■ **THE PROBLEM**:
Only a number is wanted: how many lines in the listing contain the word "website"?
____
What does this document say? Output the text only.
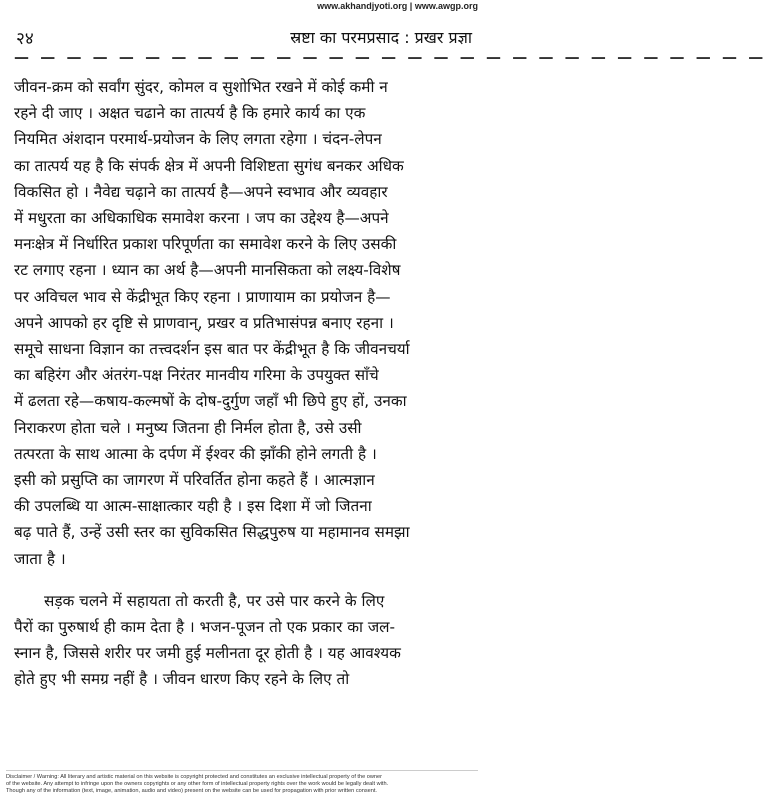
www.akhandjyoti.org | www.awgp.org
२४	स्रष्टा का परमप्रसाद : प्रखर प्रज्ञा
— — — — — — — — — — — — — — — — — — — — — — — — — — — — —

जीवन-क्रम को सर्वांग सुंदर, कोमल व सुशोभित रखने में कोई कमी न

रहने दी जाए । अक्षत चढाने का तात्पर्य है कि हमारे कार्य का एक

नियमित अंशदान परमार्थ-प्रयोजन के लिए लगता रहेगा । चंदन-लेपन

का तात्पर्य यह है कि संपर्क क्षेत्र में अपनी विशिष्टता सुगंध बनकर अधिक

विकसित हो । नैवेद्य चढ़ाने का तात्पर्य है—अपने स्वभाव और व्यवहार

में मधुरता का अधिकाधिक समावेश करना । जप का उद्देश्य है—अपने

मनःक्षेत्र में निर्धारित प्रकाश परिपूर्णता का समावेश करने के लिए उसकी

रट लगाए रहना । ध्यान का अर्थ है—अपनी मानसिकता को लक्ष्य-विशेष

पर अविचल भाव से केंद्रीभूत किए रहना । प्राणायाम का प्रयोजन है—

अपने आपको हर दृष्टि से प्राणवान्, प्रखर व प्रतिभासंपन्न बनाए रहना ।

समूचे साधना विज्ञान का तत्त्वदर्शन इस बात पर केंद्रीभूत है कि जीवनचर्या

का बहिरंग और अंतरंग-पक्ष निरंतर मानवीय गरिमा के उपयुक्त साँचे

में ढलता रहे—कषाय-कल्मषों के दोष-दुर्गुण जहाँ भी छिपे हुए हों, उनका

निराकरण होता चले । मनुष्य जितना ही निर्मल होता है, उसे उसी

तत्परता के साथ आत्मा के दर्पण में ईश्वर की झाँकी होने लगती है ।

इसी को प्रसुप्ति का जागरण में परिवर्तित होना कहते हैं । आत्मज्ञान

की उपलब्धि या आत्म-साक्षात्कार यही है । इस दिशा में जो जितना

बढ़ पाते हैं, उन्हें उसी स्तर का सुविकसित सिद्धपुरुष या महामानव समझा

जाता है ।

सड़क चलने में सहायता तो करती है, पर उसे पार करने के लिए

पैरों का पुरुषार्थ ही काम देता है । भजन-पूजन तो एक प्रकार का जल-

स्नान है, जिससे शरीर पर जमी हुई मलीनता दूर होती है । यह आवश्यक

होते हुए भी समग्र नहीं है । जीवन धारण किए रहने के लिए तो

Disclaimer / Warning: All literary and artistic material on this website is copyright protected and constitutes an exclusive intellectual property of the owner
of the website. Any attempt to infringe upon the owners copyrights or any other form of intellectual property rights over the work would be legally dealt with.
Though any of the information (text, image, animation, audio and video) present on the website can be used for propagation with prior written consent.
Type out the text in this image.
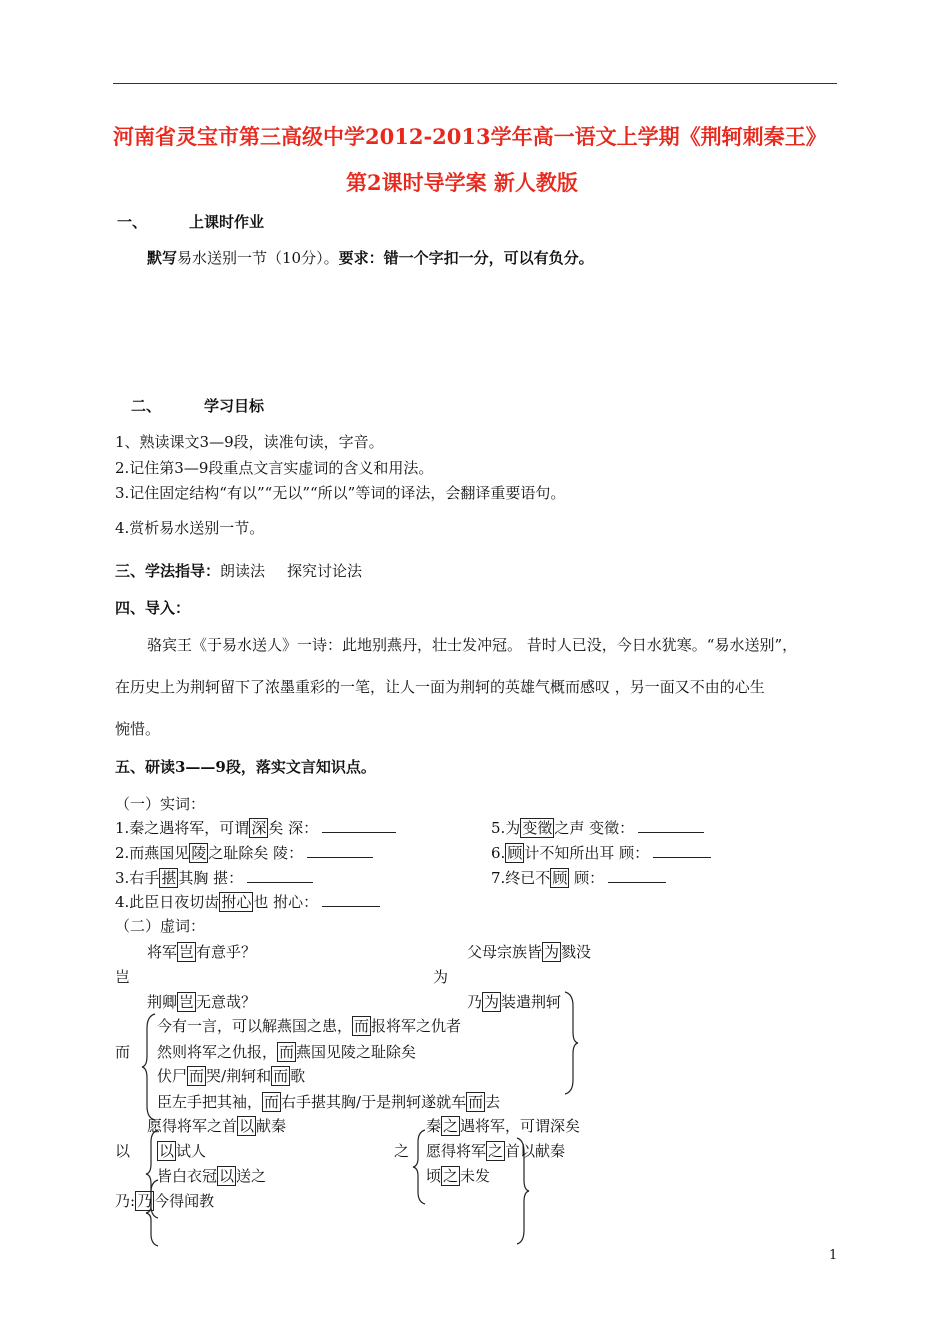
河南省灵宝市第三高级中学2012-2013学年高一语文上学期《荆轲刺秦王》
第2课时导学案 新人教版
一、	上课时作业
默写易水送别一节（10分）。要求：错一个字扣一分，可以有负分。
二、	学习目标
1、熟读课文3—9段，读准句读，字音。
2.记住第3—9段重点文言实虚词的含义和用法。
3.记住固定结构“有以”“无以”“所以”等词的译法，会翻译重要语句。
4.赏析易水送别一节。
三、学法指导：朗读法 探究讨论法
四、导入：
骆宾王《于易水送人》一诗：此地别燕丹，壮士发冲冠。 昔时人已没，今日水犹寒。“易水送别”，
在历史上为荆轲留下了浓墨重彩的一笔，让人一面为荆轲的英雄气概而感叹 ，另一面又不由的心生
惋惜。
五、研读3——9段，落实文言知识点。
（一）实词：
1.秦之遇将军，可谓 深 矣 深：
2.而燕国见 陵 之耻除矣 陵：
3.右手 揕 其胸 揕：
4.此臣日夜切齿 拊心 也 拊心：
5.为 变徵 之声 变徵：
6. 顾 计不知所出耳 顾：
7.终已不 顾 顾：
（二）虚词：
将军 岂 有意乎？
岂
荆卿 岂 无意哉？
父母宗族皆 为 戮没
为
乃 为 装遣荆轲
今有一言，可以解燕国之患， 而 报将军之仇者
而 然则将军之仇报， 而 燕国见陵之耻除矣
伏尸 而 哭/荆轲和 而 歌
臣左手把其袖， 而 右手揕其胸/于是荆轲遂就车 而 去
愿得将军之首 以 献秦
以 以 试人
皆白衣冠 以 送之
秦 之 遇将军，可谓深矣
之 愿得将军 之 首以献秦
顷 之 未发
乃: 乃 今得闻教
1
____
■ **THE RESPONSE**:
3